(Data under study begins)

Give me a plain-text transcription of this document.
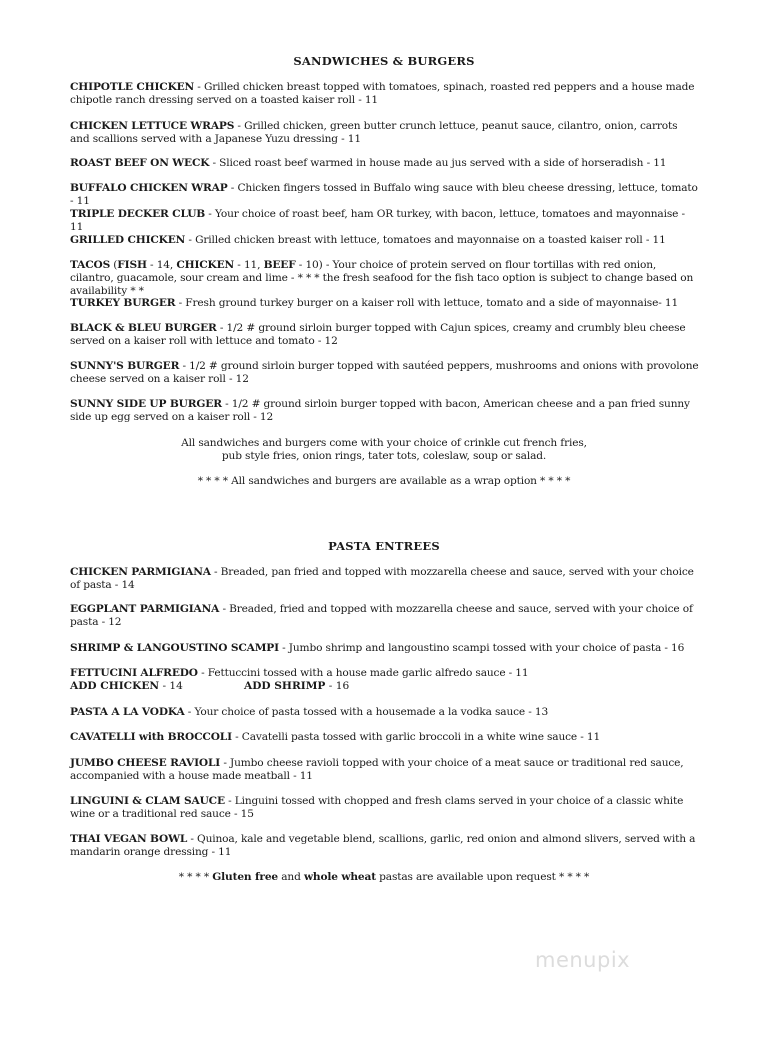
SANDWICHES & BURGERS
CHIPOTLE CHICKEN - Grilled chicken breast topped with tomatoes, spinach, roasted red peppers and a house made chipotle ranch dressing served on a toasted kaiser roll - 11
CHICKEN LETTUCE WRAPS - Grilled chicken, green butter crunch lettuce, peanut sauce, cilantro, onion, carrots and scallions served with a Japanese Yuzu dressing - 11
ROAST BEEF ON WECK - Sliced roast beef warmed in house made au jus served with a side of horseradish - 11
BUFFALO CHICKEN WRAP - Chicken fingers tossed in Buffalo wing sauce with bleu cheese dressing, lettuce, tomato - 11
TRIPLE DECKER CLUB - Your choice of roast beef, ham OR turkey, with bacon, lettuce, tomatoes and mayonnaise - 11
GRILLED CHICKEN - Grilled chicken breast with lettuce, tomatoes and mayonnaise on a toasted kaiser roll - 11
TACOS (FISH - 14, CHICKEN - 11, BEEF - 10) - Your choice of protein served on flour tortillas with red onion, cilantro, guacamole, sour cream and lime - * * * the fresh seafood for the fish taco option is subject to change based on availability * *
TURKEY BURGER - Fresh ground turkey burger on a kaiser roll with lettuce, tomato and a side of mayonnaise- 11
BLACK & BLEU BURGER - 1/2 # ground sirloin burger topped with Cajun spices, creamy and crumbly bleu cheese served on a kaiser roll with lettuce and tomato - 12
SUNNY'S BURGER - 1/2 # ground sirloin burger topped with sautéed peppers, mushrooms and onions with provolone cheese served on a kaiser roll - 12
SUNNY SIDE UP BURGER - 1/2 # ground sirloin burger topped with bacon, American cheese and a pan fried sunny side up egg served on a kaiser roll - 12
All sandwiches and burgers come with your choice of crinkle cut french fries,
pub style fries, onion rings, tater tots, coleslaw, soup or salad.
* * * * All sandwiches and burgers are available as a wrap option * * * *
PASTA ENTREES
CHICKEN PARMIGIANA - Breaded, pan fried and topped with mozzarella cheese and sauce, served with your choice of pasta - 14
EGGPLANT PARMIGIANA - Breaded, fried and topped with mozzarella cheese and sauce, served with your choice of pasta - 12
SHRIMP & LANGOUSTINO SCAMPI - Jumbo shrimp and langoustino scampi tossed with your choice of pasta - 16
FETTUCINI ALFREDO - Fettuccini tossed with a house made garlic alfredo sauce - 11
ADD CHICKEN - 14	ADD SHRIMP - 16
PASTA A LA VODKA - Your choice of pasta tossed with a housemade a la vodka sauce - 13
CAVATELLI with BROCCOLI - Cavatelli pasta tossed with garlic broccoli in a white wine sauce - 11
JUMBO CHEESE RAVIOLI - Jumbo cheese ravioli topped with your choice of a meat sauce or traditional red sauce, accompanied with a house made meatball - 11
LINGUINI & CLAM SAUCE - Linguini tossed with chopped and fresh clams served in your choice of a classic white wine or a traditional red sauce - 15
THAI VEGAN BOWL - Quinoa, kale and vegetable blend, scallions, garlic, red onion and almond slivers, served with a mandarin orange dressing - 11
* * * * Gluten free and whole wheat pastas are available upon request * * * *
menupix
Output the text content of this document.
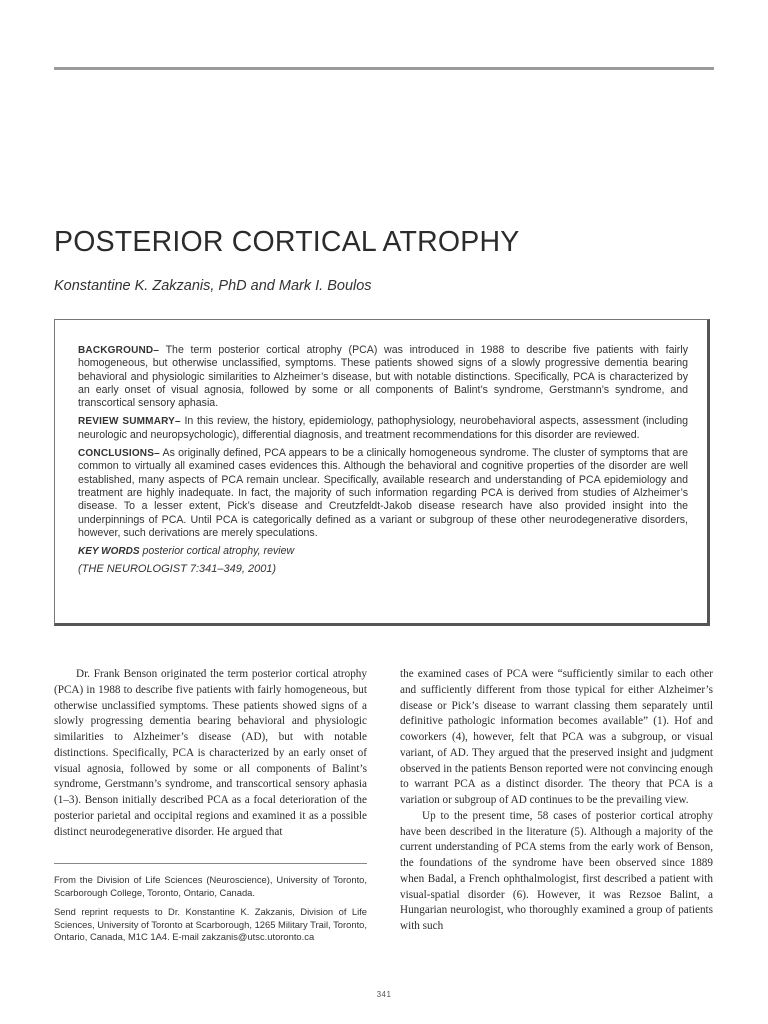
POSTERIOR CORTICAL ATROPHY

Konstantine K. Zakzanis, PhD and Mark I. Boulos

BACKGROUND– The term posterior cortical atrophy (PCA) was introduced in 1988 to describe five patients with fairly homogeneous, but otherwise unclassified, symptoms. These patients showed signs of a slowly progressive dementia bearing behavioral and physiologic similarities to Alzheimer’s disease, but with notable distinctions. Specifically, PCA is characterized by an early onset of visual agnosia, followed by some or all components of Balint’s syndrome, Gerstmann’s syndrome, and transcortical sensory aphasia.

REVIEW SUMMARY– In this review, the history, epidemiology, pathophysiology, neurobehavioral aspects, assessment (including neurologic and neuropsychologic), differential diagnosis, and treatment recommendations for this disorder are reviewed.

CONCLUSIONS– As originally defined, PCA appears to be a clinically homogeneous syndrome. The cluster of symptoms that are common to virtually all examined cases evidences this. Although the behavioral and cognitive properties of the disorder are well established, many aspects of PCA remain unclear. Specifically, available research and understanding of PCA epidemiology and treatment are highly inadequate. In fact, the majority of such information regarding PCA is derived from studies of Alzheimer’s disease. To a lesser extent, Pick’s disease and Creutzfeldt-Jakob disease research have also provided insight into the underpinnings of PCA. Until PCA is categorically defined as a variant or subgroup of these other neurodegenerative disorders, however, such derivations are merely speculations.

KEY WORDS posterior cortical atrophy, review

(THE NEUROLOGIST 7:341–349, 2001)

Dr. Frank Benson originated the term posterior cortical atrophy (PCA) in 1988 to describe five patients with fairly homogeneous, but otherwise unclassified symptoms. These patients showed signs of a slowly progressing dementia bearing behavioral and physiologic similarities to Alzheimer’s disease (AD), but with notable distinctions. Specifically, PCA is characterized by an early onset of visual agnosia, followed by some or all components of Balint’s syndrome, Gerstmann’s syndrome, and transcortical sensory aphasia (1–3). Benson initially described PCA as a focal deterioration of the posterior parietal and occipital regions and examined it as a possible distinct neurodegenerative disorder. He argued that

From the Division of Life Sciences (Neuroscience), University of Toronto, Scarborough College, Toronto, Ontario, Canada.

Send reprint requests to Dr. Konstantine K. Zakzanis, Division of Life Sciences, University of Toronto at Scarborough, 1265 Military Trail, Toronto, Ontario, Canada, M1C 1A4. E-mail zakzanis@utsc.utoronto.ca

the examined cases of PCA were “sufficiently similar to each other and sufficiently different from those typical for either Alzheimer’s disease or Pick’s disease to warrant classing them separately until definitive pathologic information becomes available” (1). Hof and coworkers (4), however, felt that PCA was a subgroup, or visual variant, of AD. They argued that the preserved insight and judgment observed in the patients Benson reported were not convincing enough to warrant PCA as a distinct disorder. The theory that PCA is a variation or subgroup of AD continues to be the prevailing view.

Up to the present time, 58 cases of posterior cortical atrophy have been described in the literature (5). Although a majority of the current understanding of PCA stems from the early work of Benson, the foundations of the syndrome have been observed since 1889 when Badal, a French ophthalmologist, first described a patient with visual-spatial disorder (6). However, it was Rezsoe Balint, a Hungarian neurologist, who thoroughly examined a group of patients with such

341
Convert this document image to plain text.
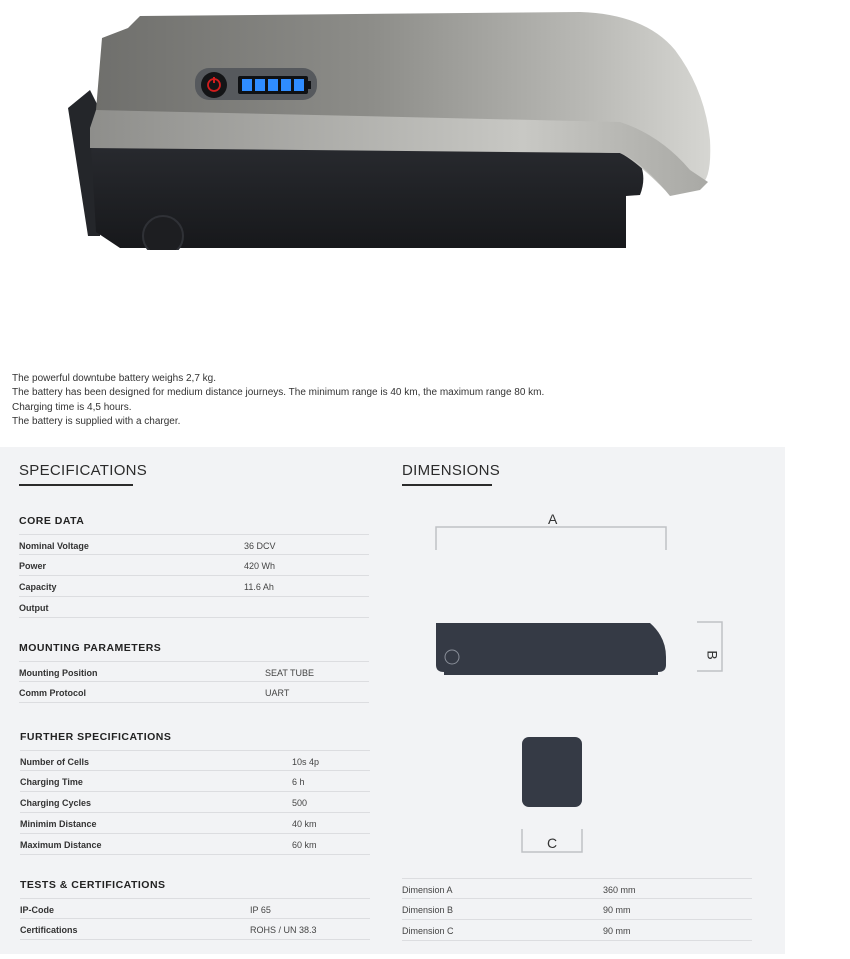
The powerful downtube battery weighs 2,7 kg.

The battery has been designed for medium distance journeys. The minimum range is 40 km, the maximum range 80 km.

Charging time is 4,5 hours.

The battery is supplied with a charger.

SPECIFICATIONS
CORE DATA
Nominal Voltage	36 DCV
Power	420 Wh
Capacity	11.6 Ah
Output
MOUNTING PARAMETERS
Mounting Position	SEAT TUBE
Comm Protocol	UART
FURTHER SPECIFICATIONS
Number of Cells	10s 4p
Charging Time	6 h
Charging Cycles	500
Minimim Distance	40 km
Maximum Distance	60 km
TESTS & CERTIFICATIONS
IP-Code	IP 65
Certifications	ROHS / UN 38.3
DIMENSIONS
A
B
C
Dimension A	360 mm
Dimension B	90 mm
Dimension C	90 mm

(Data under study ends)

# Exercise goal:
Filter the data for the string "PARMIGIANA". Copy each matching line.

# Exercise solution:
CHICKEN PARMIGIANA - Breaded, pan fried and topped with mozzarella cheese and sauce, served with your choice of pasta - 14
EGGPLANT PARMIGIANA - Breaded, fried and topped with mozzarella cheese and sauce, served with your choice of pasta - 12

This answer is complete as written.